--- Start Text to read ---

Experimental Environment

Cuki is implemented on Alluxio, which is compiled using Maven and run with Java. It also relies on Presto and Hive to function properly.

To save you the trouble of setting up all these components, we provide two ways to get a pre-prepared environment. You can SSH into our pre-prepared machine in the AWS Cloud or deploy the environment yourself.

Remote Machine via SSH

We provide an AWS EC2 server and have all the dependencies well-prepared.

--- End Text to read ---
--- Start Dataset extract ---

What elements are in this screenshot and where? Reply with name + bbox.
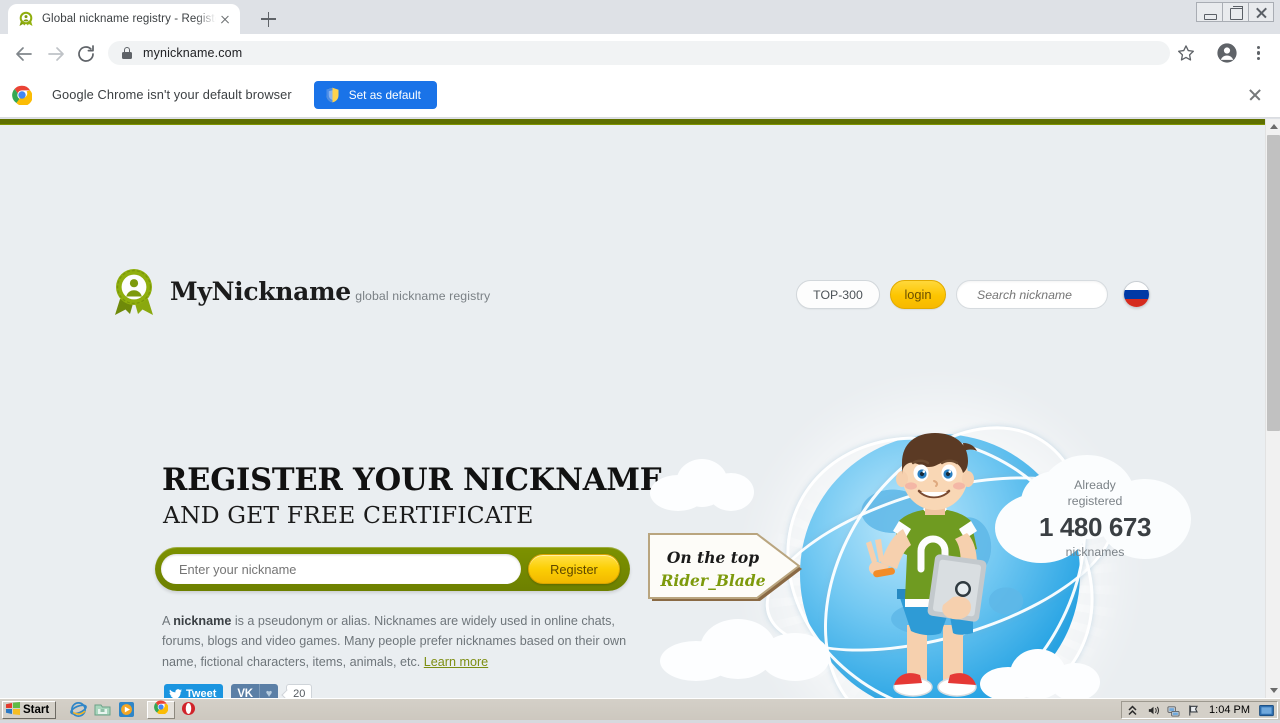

--- End Dataset extract ---

**Exercise requirements:**
1) Transcribe the part of the experimental environment text starting with "Experimental Environment" and going on through "to function properly.".
2) Answer these questions from the experimental environment text:
(a) What tool is used to compile Alluxio?
(b) Which two components does Cuki also rely on?
(c) In which cloud is the pre-prepared machine provided?

**Answer set:**
1)
Experimental Environment

Cuki is implemented on Alluxio, which is compiled using Maven and run with Java. It also relies on Presto and Hive to function properly.

2)
(a) Maven
(b) Presto and Hive
(c) The AWS Cloud